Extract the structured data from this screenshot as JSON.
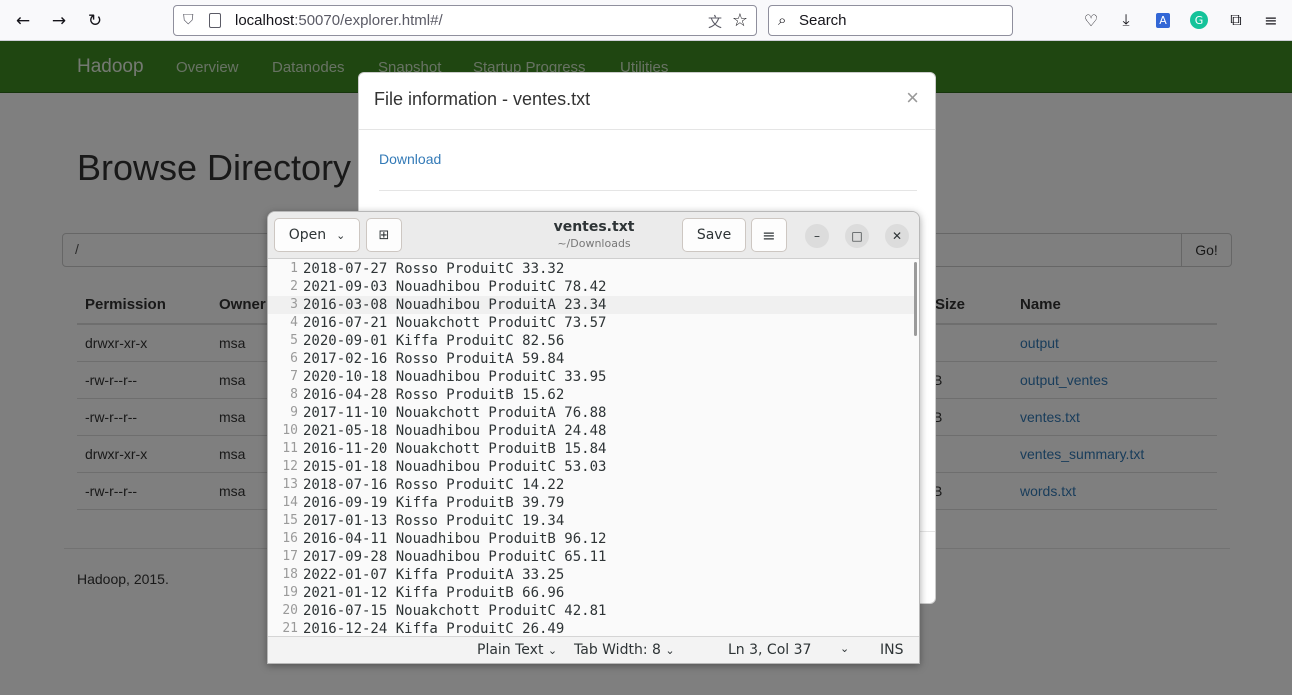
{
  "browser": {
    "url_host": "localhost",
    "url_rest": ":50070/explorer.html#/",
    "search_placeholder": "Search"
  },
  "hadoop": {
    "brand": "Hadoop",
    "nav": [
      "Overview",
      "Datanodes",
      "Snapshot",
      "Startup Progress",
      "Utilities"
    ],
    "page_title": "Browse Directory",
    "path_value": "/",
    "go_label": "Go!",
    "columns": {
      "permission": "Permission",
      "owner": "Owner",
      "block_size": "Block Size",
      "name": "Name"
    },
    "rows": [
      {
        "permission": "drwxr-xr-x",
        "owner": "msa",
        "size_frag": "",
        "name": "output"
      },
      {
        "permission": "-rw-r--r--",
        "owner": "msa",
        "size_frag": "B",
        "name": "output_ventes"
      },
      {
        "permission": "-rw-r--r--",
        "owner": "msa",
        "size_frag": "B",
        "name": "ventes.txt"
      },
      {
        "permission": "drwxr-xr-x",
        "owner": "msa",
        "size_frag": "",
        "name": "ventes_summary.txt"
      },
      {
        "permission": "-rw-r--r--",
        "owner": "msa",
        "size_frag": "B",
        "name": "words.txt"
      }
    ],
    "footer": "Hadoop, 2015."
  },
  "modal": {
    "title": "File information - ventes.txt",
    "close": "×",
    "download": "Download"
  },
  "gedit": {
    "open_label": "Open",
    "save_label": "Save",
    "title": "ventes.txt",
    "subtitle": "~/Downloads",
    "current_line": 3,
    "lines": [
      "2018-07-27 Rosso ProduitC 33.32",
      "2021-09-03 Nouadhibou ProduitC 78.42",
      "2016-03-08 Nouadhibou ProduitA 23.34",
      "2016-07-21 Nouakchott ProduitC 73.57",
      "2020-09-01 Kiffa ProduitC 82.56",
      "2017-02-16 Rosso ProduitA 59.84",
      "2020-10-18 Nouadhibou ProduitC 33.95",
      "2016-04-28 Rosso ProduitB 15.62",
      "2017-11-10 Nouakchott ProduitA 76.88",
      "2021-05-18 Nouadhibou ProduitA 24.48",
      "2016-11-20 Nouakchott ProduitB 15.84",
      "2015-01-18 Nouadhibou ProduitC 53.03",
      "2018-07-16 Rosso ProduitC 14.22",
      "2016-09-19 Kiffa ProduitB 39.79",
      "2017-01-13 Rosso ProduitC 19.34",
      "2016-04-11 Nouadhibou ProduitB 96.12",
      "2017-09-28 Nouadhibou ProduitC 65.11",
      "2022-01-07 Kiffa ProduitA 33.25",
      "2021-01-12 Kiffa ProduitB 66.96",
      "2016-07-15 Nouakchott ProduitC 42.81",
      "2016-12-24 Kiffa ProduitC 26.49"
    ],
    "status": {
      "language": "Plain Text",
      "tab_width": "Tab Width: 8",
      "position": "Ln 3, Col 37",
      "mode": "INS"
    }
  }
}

==

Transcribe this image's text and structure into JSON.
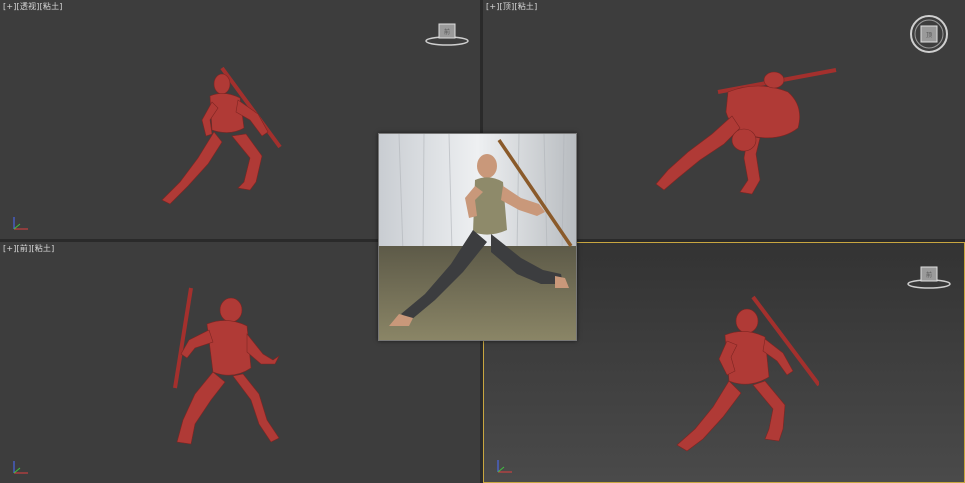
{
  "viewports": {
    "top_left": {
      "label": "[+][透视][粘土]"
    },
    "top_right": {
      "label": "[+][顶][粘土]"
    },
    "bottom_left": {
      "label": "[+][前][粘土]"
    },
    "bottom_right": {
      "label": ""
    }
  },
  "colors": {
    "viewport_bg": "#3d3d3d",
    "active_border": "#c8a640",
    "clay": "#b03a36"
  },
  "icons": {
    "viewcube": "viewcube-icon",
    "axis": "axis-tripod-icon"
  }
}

* * *

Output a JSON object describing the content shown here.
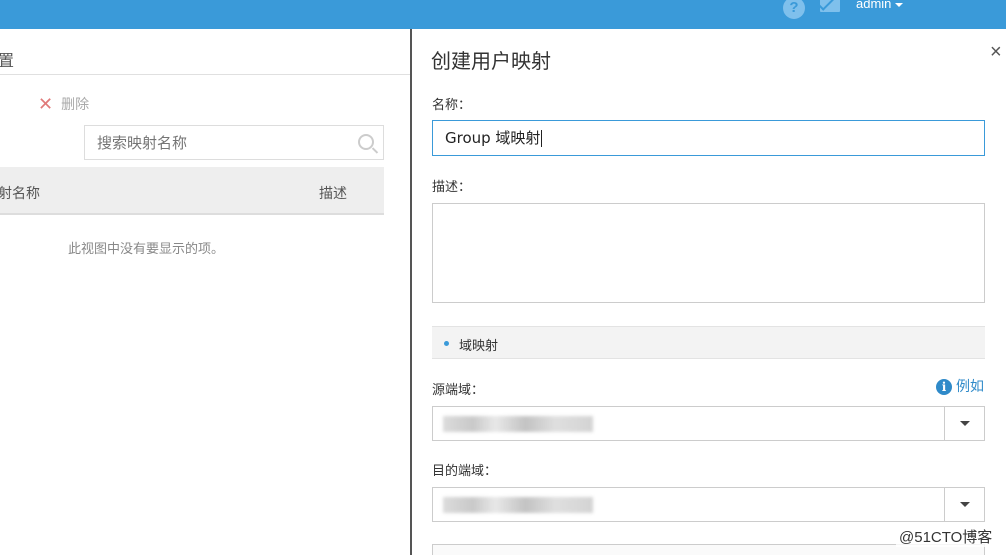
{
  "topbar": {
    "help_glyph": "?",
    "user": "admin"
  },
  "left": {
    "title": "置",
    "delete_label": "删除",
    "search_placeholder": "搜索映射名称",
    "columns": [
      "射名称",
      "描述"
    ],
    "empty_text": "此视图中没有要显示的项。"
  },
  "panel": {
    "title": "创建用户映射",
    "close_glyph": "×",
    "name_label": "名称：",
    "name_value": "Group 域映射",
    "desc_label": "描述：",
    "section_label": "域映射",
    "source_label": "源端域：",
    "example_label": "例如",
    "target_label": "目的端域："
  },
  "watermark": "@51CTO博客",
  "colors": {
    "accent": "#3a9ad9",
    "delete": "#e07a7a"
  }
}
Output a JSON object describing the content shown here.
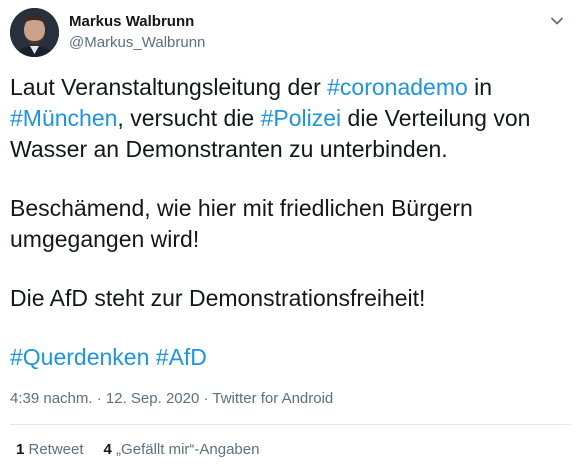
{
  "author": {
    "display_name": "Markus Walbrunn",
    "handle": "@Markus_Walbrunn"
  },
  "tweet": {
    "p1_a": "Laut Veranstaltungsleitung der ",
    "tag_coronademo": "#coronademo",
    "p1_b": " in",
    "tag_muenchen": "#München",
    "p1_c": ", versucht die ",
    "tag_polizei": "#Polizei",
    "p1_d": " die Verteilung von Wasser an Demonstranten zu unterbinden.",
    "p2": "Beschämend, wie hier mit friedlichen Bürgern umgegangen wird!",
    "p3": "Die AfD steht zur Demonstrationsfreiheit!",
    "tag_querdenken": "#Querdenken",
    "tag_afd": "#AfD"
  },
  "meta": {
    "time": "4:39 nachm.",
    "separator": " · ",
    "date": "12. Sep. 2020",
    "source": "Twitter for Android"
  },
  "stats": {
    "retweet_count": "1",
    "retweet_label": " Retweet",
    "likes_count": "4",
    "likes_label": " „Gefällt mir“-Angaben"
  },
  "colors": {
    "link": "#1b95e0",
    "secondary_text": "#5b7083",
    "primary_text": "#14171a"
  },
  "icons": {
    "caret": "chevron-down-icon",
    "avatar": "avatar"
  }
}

WHAT TO WORK ON:
From the entries above, copy out every line where the string "ProduitB" appears.

FULL RESPONSE:
      "2016-04-28 Rosso ProduitB 15.62",
      "2016-11-20 Nouakchott ProduitB 15.84",
      "2016-09-19 Kiffa ProduitB 39.79",
      "2016-04-11 Nouadhibou ProduitB 96.12",
      "2021-01-12 Kiffa ProduitB 66.96",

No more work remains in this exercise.